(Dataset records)
** BEGIN **
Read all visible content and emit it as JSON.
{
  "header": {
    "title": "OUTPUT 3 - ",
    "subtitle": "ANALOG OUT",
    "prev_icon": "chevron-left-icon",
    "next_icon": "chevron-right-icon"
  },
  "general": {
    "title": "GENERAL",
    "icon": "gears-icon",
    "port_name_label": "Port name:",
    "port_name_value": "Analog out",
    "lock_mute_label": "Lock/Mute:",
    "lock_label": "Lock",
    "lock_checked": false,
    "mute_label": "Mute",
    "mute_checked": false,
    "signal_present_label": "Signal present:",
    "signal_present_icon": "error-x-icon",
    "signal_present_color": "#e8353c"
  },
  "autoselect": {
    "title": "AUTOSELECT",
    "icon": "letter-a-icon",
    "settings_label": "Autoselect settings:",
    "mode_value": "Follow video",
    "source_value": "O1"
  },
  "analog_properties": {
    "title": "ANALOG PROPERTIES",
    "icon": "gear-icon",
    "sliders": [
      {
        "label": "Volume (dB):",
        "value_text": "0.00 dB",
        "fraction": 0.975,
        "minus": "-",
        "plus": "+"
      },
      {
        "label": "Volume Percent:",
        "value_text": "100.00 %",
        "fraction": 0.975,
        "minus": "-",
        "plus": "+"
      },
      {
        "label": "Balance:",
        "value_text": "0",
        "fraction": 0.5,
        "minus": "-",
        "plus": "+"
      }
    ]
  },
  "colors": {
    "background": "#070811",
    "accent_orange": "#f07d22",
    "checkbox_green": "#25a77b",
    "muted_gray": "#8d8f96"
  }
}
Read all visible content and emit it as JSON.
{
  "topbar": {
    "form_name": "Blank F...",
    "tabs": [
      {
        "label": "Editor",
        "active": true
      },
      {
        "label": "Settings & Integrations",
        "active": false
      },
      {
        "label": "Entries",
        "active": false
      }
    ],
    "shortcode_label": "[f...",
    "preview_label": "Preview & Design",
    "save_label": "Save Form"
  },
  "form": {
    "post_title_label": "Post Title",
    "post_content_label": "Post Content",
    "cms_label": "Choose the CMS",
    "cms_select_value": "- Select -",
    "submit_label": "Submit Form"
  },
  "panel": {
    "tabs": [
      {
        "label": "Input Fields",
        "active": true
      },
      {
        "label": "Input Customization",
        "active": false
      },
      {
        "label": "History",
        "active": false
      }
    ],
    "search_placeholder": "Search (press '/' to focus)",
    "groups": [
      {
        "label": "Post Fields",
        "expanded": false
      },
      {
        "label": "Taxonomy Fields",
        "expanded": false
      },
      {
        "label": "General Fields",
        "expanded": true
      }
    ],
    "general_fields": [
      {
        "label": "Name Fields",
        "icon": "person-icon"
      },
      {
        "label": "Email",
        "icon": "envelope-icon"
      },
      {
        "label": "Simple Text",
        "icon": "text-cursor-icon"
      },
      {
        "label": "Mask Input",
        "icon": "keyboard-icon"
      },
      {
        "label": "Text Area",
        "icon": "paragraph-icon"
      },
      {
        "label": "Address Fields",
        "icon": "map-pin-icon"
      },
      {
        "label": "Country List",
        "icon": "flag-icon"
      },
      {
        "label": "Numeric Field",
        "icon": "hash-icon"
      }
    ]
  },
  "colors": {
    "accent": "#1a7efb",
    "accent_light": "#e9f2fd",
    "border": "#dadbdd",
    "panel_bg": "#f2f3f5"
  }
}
** END **
TASK TO COMPLETE:
Copy every line of the records above that contains "Volume".

SOLUTION:
        "label": "Volume (dB):",
        "label": "Volume Percent:",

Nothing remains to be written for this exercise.